Excerpt:

↓

Personal information
- Full name: Emir Onur Bayramoğlu
- Date of birth: January 4, 1990 (age 35)
- Place of birth: Eskişehir, Turkey
- Height: 1.87 m (6 ft 2 in)
- Position(s): Midfielder

Team information
- Current team: Eskişehirspor
- Number: 8

Youth career
- 2001–2008: DSİ Bentspor

Senior career*
- Years: Team / Apps / (Gls)
- 2008–2009: Bozüyükspor / 17 / (2)
- 2009–2012: Beşiktaş / 12 / (0)
- 2012–2013: Gençlerbirliği / 3 / (0)
- 2013: → Karşıyaka (loan) / 2 / (0)
- 2013–2016: Eskişehirspor / 20 / (1)
- 2013–2014: → Bozüyükspor (loan) / 15 / (2)
- 2016–2017: Ankaragücü / 11 / (0)
- 2017: Pendikspor / 9 / (1)
- 2017–2018: Kahramanmaraşspor / 4 / (0)
- 2019–: Eskişehirspor / 45 / (3)

↑

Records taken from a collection

↓

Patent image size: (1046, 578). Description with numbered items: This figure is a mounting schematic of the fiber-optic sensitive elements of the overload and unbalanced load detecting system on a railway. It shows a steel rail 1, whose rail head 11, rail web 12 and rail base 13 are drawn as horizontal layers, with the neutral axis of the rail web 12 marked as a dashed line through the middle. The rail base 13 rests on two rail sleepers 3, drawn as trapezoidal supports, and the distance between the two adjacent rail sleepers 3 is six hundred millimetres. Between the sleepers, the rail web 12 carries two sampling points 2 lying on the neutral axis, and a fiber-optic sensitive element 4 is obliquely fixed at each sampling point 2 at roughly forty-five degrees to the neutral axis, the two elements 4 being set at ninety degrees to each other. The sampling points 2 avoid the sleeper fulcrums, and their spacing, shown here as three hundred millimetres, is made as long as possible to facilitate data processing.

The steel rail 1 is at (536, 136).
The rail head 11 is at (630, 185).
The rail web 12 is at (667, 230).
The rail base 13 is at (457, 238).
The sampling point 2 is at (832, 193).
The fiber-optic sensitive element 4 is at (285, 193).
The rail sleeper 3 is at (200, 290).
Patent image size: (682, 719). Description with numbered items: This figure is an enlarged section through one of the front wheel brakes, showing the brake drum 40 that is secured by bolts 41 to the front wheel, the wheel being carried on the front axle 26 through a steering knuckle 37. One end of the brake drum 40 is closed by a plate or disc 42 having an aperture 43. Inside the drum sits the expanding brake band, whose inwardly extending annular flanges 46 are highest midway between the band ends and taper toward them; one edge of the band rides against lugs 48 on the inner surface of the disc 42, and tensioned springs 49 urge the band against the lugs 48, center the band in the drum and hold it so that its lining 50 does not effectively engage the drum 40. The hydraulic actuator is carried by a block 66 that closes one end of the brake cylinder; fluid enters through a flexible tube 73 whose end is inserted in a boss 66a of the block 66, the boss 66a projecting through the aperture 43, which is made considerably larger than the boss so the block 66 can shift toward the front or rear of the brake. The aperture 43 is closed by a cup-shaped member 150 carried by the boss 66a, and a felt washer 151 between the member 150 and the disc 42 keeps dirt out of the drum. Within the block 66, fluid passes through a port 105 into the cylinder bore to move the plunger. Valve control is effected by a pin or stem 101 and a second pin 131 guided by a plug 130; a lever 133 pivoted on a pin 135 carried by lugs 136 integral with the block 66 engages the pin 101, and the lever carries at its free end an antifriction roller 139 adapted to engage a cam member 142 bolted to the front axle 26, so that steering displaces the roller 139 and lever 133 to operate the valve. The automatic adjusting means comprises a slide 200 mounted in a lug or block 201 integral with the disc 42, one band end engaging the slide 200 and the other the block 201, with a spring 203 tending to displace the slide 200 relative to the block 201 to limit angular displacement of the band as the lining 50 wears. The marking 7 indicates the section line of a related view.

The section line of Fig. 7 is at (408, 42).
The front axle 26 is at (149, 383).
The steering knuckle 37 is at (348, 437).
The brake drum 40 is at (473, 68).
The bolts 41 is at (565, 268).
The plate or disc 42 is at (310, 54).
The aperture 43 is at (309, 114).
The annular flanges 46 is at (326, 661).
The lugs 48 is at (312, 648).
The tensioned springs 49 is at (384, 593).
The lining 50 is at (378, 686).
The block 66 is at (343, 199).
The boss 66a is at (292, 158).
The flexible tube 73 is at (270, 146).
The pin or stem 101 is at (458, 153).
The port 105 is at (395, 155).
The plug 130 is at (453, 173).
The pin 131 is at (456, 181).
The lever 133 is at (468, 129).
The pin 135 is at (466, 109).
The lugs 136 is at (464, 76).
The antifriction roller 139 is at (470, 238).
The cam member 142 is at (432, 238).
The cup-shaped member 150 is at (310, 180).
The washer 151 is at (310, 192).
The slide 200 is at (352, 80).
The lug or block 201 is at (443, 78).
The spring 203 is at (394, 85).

↑

Task:
Print, word for word, the part of the footballer's profile that runs from "- 2012–2013: Gençlerbirliği" up to and including "(loan) / 15 / (2)".

Exercise result:
- 2012–2013: Gençlerbirliği / 3 / (0)
- 2013: → Karşıyaka (loan) / 2 / (0)
- 2013–2016: Eskişehirspor / 20 / (1)
- 2013–2014: → Bozüyükspor (loan) / 15 / (2)